───── Exercise data ─────

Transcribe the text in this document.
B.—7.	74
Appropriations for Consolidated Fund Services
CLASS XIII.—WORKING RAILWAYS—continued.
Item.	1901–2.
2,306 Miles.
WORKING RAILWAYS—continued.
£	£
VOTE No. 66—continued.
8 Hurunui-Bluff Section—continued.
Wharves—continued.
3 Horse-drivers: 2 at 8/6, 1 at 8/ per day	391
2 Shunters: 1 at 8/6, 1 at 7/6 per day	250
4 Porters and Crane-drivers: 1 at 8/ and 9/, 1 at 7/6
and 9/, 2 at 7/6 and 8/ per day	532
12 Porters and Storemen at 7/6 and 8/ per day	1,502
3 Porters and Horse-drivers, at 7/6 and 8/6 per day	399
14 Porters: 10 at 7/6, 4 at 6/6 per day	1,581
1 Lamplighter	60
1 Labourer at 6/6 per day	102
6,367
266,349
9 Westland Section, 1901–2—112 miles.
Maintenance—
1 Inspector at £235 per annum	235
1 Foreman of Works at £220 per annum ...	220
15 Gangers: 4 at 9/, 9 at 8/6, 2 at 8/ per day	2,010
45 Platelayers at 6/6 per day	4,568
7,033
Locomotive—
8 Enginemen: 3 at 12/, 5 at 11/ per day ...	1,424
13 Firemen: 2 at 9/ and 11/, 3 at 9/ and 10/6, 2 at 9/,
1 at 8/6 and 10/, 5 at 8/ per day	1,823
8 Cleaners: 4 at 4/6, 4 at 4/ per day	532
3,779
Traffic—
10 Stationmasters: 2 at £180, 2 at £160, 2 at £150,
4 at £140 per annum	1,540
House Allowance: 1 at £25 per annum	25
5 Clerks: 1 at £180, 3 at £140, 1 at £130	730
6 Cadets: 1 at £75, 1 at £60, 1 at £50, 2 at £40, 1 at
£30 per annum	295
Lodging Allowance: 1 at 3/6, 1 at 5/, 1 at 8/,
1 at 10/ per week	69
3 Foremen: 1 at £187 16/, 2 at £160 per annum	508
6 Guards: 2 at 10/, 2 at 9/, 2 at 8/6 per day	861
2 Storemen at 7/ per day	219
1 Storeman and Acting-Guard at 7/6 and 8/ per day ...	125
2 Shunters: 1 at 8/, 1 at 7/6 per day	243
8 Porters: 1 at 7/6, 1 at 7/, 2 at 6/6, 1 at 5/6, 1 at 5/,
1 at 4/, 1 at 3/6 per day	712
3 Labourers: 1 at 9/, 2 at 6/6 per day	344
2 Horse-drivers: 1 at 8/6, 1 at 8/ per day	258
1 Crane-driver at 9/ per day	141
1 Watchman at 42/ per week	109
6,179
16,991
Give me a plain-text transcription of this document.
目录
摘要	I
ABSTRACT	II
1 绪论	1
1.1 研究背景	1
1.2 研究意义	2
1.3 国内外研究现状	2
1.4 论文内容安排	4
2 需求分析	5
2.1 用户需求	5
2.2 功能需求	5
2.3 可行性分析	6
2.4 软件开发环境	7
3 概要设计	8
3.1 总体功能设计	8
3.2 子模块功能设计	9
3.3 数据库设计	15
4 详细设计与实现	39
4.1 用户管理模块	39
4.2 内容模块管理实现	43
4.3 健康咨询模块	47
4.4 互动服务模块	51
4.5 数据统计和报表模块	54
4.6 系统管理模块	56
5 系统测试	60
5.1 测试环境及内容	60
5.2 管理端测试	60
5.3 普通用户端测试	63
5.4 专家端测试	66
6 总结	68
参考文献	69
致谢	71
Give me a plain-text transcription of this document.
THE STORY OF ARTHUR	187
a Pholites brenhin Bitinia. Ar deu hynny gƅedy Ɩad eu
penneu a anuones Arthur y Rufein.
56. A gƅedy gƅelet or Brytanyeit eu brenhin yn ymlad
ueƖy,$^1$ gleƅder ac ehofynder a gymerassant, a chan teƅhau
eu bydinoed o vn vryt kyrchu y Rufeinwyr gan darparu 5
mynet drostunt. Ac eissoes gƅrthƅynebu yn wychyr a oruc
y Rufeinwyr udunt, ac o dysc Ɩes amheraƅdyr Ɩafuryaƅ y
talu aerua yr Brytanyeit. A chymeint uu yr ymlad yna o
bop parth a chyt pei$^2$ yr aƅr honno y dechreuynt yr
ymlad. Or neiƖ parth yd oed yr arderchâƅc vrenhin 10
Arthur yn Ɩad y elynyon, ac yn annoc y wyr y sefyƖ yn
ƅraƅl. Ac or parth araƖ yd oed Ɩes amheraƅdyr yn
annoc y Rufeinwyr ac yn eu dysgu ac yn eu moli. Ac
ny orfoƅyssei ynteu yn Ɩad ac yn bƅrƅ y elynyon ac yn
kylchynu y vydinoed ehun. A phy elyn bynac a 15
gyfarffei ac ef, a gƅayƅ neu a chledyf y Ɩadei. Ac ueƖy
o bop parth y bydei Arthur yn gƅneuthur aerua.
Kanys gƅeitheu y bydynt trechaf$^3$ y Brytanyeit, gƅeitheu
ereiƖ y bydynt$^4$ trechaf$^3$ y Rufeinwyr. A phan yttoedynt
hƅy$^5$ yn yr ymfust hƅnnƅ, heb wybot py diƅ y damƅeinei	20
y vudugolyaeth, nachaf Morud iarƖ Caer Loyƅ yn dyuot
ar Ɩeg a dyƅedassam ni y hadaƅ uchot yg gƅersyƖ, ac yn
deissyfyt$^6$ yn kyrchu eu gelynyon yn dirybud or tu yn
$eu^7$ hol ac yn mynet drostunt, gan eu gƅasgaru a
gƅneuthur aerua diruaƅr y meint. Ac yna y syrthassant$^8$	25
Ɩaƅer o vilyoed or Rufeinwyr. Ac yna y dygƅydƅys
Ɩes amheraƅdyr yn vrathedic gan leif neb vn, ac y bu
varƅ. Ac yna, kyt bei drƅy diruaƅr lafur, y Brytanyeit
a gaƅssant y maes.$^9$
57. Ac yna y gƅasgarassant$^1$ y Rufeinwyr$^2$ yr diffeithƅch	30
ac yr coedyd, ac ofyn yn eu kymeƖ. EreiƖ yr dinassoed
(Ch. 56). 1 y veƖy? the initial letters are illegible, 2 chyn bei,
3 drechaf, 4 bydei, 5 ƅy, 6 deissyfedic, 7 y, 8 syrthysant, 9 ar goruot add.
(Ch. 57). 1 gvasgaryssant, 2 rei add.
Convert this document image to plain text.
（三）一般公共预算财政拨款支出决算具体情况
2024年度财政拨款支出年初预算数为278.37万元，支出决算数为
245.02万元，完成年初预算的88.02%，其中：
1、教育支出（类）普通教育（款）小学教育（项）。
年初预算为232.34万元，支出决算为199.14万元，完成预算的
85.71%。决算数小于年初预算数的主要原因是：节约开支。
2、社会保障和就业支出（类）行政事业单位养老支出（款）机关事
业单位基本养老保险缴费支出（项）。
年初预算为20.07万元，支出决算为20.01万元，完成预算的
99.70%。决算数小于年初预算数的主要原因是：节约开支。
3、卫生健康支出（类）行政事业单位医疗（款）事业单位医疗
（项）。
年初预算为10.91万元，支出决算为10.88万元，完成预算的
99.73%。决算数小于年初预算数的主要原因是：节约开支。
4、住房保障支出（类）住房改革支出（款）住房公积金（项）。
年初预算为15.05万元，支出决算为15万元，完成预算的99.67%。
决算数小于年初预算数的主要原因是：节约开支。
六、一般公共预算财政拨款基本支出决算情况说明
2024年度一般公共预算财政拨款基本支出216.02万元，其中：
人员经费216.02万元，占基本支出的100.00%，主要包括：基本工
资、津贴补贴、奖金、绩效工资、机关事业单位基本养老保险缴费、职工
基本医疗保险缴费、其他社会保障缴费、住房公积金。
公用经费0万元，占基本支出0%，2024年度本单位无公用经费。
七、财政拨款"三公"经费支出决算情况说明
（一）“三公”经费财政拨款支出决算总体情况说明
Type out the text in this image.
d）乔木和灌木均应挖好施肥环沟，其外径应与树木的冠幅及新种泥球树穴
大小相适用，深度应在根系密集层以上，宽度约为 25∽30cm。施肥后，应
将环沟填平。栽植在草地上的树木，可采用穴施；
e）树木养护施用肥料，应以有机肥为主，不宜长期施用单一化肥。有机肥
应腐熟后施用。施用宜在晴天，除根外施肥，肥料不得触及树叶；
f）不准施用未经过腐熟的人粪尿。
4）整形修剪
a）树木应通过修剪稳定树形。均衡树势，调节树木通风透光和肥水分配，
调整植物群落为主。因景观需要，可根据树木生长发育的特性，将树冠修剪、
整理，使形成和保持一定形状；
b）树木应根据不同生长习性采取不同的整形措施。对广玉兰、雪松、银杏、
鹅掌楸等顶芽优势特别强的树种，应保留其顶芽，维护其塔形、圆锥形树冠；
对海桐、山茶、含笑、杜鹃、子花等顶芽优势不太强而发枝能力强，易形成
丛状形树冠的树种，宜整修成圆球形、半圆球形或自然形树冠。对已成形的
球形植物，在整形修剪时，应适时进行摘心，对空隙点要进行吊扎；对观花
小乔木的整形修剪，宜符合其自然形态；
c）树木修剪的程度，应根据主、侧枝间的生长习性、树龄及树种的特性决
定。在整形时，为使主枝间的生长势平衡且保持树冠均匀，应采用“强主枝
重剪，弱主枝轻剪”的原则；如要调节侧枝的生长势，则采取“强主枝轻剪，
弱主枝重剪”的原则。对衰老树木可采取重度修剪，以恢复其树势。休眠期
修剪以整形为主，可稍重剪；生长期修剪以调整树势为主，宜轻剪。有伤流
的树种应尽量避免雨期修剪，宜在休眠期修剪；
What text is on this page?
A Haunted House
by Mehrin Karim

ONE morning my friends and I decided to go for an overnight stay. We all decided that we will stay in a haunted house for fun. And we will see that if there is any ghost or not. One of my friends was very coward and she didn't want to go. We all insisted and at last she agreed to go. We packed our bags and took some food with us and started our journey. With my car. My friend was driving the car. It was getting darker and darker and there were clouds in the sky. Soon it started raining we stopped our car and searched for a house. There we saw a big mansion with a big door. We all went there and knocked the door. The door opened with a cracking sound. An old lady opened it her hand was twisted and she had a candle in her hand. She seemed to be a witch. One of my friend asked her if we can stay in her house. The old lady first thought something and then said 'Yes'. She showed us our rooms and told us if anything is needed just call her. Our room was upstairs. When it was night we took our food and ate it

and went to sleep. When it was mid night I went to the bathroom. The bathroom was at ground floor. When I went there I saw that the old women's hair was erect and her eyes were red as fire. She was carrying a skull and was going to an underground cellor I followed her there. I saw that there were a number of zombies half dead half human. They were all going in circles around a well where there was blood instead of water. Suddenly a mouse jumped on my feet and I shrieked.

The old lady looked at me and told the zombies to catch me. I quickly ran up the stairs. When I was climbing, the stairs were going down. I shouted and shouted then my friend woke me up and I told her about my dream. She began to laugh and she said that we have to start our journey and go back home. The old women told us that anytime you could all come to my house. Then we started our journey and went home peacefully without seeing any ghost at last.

─────

From the listing above, return each line with the word "week".

1 at 10/ per week	69
1 Watchman at 42/ per week	109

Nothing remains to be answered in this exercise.